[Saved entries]
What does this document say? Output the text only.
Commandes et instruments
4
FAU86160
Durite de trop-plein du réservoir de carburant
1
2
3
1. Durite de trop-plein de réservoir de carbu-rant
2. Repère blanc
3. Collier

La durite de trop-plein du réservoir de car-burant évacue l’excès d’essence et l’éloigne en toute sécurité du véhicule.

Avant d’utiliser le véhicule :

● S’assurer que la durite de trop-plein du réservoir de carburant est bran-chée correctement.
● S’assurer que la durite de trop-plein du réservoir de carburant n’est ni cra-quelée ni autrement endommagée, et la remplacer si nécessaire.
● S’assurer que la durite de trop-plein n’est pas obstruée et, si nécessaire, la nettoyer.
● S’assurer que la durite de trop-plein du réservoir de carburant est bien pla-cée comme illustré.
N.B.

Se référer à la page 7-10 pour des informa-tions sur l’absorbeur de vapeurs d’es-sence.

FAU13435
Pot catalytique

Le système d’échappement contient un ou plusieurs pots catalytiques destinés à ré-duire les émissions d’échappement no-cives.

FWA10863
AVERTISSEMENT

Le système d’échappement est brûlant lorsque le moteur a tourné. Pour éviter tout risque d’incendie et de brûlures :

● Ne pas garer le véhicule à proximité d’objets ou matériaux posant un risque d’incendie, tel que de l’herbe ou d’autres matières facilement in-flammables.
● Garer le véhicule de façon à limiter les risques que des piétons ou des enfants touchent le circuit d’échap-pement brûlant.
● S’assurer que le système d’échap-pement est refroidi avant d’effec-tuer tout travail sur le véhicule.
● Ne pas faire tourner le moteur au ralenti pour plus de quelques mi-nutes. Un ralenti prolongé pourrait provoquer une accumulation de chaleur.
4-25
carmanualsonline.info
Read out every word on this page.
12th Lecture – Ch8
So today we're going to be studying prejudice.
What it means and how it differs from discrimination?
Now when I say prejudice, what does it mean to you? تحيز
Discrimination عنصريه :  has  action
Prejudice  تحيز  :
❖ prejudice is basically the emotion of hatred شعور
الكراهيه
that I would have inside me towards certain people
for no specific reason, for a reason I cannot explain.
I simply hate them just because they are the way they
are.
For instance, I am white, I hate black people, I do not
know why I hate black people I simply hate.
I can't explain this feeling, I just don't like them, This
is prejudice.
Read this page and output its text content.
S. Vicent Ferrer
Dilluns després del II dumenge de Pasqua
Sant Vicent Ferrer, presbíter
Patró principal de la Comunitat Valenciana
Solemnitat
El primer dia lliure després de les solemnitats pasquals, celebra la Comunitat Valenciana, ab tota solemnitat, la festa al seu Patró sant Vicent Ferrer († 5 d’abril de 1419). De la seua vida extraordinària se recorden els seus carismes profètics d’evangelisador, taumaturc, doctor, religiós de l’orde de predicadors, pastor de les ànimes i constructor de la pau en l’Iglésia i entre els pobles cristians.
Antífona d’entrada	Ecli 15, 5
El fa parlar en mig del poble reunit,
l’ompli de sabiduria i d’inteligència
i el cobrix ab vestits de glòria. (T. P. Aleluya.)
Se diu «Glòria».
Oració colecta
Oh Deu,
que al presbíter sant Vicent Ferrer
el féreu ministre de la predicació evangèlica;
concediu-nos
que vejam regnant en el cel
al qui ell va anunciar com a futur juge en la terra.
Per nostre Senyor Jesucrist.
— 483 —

_Exercise objective_
Please repeat the listing exactly, with nothing left out.

_Task answer_
What does this document say? Output the text only.
Commandes et instruments
4
FAU86160
Durite de trop-plein du réservoir de carburant
1
2
3
1. Durite de trop-plein de réservoir de carbu-rant
2. Repère blanc
3. Collier

La durite de trop-plein du réservoir de car-burant évacue l’excès d’essence et l’éloigne en toute sécurité du véhicule.

Avant d’utiliser le véhicule :

● S’assurer que la durite de trop-plein du réservoir de carburant est bran-chée correctement.
● S’assurer que la durite de trop-plein du réservoir de carburant n’est ni cra-quelée ni autrement endommagée, et la remplacer si nécessaire.
● S’assurer que la durite de trop-plein n’est pas obstruée et, si nécessaire, la nettoyer.
● S’assurer que la durite de trop-plein du réservoir de carburant est bien pla-cée comme illustré.
N.B.

Se référer à la page 7-10 pour des informa-tions sur l’absorbeur de vapeurs d’es-sence.

FAU13435
Pot catalytique

Le système d’échappement contient un ou plusieurs pots catalytiques destinés à ré-duire les émissions d’échappement no-cives.

FWA10863
AVERTISSEMENT

Le système d’échappement est brûlant lorsque le moteur a tourné. Pour éviter tout risque d’incendie et de brûlures :

● Ne pas garer le véhicule à proximité d’objets ou matériaux posant un risque d’incendie, tel que de l’herbe ou d’autres matières facilement in-flammables.
● Garer le véhicule de façon à limiter les risques que des piétons ou des enfants touchent le circuit d’échap-pement brûlant.
● S’assurer que le système d’échap-pement est refroidi avant d’effec-tuer tout travail sur le véhicule.
● Ne pas faire tourner le moteur au ralenti pour plus de quelques mi-nutes. Un ralenti prolongé pourrait provoquer une accumulation de chaleur.
4-25
carmanualsonline.info
Read out every word on this page.
12th Lecture – Ch8
So today we're going to be studying prejudice.
What it means and how it differs from discrimination?
Now when I say prejudice, what does it mean to you? تحيز
Discrimination عنصريه :  has  action
Prejudice  تحيز  :
❖ prejudice is basically the emotion of hatred شعور
الكراهيه
that I would have inside me towards certain people
for no specific reason, for a reason I cannot explain.
I simply hate them just because they are the way they
are.
For instance, I am white, I hate black people, I do not
know why I hate black people I simply hate.
I can't explain this feeling, I just don't like them, This
is prejudice.
Read this page and output its text content.
S. Vicent Ferrer
Dilluns després del II dumenge de Pasqua
Sant Vicent Ferrer, presbíter
Patró principal de la Comunitat Valenciana
Solemnitat
El primer dia lliure després de les solemnitats pasquals, celebra la Comunitat Valenciana, ab tota solemnitat, la festa al seu Patró sant Vicent Ferrer († 5 d’abril de 1419). De la seua vida extraordinària se recorden els seus carismes profètics d’evangelisador, taumaturc, doctor, religiós de l’orde de predicadors, pastor de les ànimes i constructor de la pau en l’Iglésia i entre els pobles cristians.
Antífona d’entrada	Ecli 15, 5
El fa parlar en mig del poble reunit,
l’ompli de sabiduria i d’inteligència
i el cobrix ab vestits de glòria. (T. P. Aleluya.)
Se diu «Glòria».
Oració colecta
Oh Deu,
que al presbíter sant Vicent Ferrer
el féreu ministre de la predicació evangèlica;
concediu-nos
que vejam regnant en el cel
al qui ell va anunciar com a futur juge en la terra.
Per nostre Senyor Jesucrist.
— 483 —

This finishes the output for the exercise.